■ **Records from a data collection**:
◆ ◆ ◆ ◆ ◆ ◆ ◆
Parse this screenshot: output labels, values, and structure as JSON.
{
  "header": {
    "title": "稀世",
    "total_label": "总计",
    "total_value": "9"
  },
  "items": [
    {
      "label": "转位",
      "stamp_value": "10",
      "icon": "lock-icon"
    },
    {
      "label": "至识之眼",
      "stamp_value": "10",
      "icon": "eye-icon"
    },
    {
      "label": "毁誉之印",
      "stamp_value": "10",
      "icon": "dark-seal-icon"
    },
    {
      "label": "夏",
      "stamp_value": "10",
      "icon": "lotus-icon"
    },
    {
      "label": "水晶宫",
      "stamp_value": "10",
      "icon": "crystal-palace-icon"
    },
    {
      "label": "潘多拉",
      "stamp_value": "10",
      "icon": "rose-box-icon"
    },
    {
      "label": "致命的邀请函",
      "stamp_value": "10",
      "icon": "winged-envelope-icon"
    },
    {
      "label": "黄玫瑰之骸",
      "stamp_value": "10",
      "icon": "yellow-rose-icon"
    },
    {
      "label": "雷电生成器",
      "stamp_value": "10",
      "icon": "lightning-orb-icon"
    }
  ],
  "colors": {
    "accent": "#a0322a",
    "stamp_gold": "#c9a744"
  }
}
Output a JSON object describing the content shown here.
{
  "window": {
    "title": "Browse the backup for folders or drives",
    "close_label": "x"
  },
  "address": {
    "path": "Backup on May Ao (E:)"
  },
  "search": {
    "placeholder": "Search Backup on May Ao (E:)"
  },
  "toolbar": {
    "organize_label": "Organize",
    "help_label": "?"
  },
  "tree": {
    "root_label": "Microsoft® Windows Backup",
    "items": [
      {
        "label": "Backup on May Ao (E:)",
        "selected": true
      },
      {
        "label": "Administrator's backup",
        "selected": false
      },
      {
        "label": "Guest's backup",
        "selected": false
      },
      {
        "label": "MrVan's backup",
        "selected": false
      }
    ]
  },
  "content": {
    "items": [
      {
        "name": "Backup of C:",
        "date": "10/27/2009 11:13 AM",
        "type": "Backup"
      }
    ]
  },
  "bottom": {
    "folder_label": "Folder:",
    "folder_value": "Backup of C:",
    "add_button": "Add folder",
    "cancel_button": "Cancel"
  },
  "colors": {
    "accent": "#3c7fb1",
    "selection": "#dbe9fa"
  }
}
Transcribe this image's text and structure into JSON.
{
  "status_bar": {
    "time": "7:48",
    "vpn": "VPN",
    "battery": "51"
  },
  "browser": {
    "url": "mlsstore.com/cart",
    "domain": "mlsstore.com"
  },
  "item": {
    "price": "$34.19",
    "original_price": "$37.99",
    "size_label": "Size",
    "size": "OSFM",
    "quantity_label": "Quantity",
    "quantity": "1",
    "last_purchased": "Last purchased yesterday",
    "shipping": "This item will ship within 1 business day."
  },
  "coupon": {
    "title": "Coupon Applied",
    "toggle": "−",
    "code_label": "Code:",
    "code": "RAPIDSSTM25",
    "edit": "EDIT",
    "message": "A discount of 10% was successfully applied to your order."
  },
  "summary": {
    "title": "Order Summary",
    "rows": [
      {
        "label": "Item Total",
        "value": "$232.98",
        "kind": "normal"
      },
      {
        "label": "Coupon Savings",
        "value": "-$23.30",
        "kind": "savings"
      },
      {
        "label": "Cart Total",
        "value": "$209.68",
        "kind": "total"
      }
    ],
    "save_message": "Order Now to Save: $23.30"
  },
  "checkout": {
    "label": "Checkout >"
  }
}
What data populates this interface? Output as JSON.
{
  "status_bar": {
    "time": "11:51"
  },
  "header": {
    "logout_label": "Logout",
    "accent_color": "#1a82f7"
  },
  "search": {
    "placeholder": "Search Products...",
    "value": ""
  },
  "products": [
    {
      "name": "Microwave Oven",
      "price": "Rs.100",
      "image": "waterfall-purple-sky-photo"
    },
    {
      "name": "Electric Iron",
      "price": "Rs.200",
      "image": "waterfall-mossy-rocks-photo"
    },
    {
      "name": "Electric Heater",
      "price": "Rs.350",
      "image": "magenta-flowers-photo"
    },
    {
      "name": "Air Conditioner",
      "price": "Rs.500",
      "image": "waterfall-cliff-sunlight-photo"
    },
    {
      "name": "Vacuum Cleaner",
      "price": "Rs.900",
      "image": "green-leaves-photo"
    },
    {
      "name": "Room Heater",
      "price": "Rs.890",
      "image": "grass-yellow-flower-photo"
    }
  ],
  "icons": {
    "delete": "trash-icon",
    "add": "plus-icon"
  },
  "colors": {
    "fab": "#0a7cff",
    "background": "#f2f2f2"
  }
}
◆ ◆ ◆ ◆ ◆ ◆ ◆
■ **Written exercise**: Above are some records; repeat all of them exactly.

■ **Response to the exercise**:
Parse this screenshot: output labels, values, and structure as JSON.
{
  "header": {
    "title": "稀世",
    "total_label": "总计",
    "total_value": "9"
  },
  "items": [
    {
      "label": "转位",
      "stamp_value": "10",
      "icon": "lock-icon"
    },
    {
      "label": "至识之眼",
      "stamp_value": "10",
      "icon": "eye-icon"
    },
    {
      "label": "毁誉之印",
      "stamp_value": "10",
      "icon": "dark-seal-icon"
    },
    {
      "label": "夏",
      "stamp_value": "10",
      "icon": "lotus-icon"
    },
    {
      "label": "水晶宫",
      "stamp_value": "10",
      "icon": "crystal-palace-icon"
    },
    {
      "label": "潘多拉",
      "stamp_value": "10",
      "icon": "rose-box-icon"
    },
    {
      "label": "致命的邀请函",
      "stamp_value": "10",
      "icon": "winged-envelope-icon"
    },
    {
      "label": "黄玫瑰之骸",
      "stamp_value": "10",
      "icon": "yellow-rose-icon"
    },
    {
      "label": "雷电生成器",
      "stamp_value": "10",
      "icon": "lightning-orb-icon"
    }
  ],
  "colors": {
    "accent": "#a0322a",
    "stamp_gold": "#c9a744"
  }
}
Output a JSON object describing the content shown here.
{
  "window": {
    "title": "Browse the backup for folders or drives",
    "close_label": "x"
  },
  "address": {
    "path": "Backup on May Ao (E:)"
  },
  "search": {
    "placeholder": "Search Backup on May Ao (E:)"
  },
  "toolbar": {
    "organize_label": "Organize",
    "help_label": "?"
  },
  "tree": {
    "root_label": "Microsoft® Windows Backup",
    "items": [
      {
        "label": "Backup on May Ao (E:)",
        "selected": true
      },
      {
        "label": "Administrator's backup",
        "selected": false
      },
      {
        "label": "Guest's backup",
        "selected": false
      },
      {
        "label": "MrVan's backup",
        "selected": false
      }
    ]
  },
  "content": {
    "items": [
      {
        "name": "Backup of C:",
        "date": "10/27/2009 11:13 AM",
        "type": "Backup"
      }
    ]
  },
  "bottom": {
    "folder_label": "Folder:",
    "folder_value": "Backup of C:",
    "add_button": "Add folder",
    "cancel_button": "Cancel"
  },
  "colors": {
    "accent": "#3c7fb1",
    "selection": "#dbe9fa"
  }
}
Transcribe this image's text and structure into JSON.
{
  "status_bar": {
    "time": "7:48",
    "vpn": "VPN",
    "battery": "51"
  },
  "browser": {
    "url": "mlsstore.com/cart",
    "domain": "mlsstore.com"
  },
  "item": {
    "price": "$34.19",
    "original_price": "$37.99",
    "size_label": "Size",
    "size": "OSFM",
    "quantity_label": "Quantity",
    "quantity": "1",
    "last_purchased": "Last purchased yesterday",
    "shipping": "This item will ship within 1 business day."
  },
  "coupon": {
    "title": "Coupon Applied",
    "toggle": "−",
    "code_label": "Code:",
    "code": "RAPIDSSTM25",
    "edit": "EDIT",
    "message": "A discount of 10% was successfully applied to your order."
  },
  "summary": {
    "title": "Order Summary",
    "rows": [
      {
        "label": "Item Total",
        "value": "$232.98",
        "kind": "normal"
      },
      {
        "label": "Coupon Savings",
        "value": "-$23.30",
        "kind": "savings"
      },
      {
        "label": "Cart Total",
        "value": "$209.68",
        "kind": "total"
      }
    ],
    "save_message": "Order Now to Save: $23.30"
  },
  "checkout": {
    "label": "Checkout >"
  }
}
What data populates this interface? Output as JSON.
{
  "status_bar": {
    "time": "11:51"
  },
  "header": {
    "logout_label": "Logout",
    "accent_color": "#1a82f7"
  },
  "search": {
    "placeholder": "Search Products...",
    "value": ""
  },
  "products": [
    {
      "name": "Microwave Oven",
      "price": "Rs.100",
      "image": "waterfall-purple-sky-photo"
    },
    {
      "name": "Electric Iron",
      "price": "Rs.200",
      "image": "waterfall-mossy-rocks-photo"
    },
    {
      "name": "Electric Heater",
      "price": "Rs.350",
      "image": "magenta-flowers-photo"
    },
    {
      "name": "Air Conditioner",
      "price": "Rs.500",
      "image": "waterfall-cliff-sunlight-photo"
    },
    {
      "name": "Vacuum Cleaner",
      "price": "Rs.900",
      "image": "green-leaves-photo"
    },
    {
      "name": "Room Heater",
      "price": "Rs.890",
      "image": "grass-yellow-flower-photo"
    }
  ],
  "icons": {
    "delete": "trash-icon",
    "add": "plus-icon"
  },
  "colors": {
    "fab": "#0a7cff",
    "background": "#f2f2f2"
  }
}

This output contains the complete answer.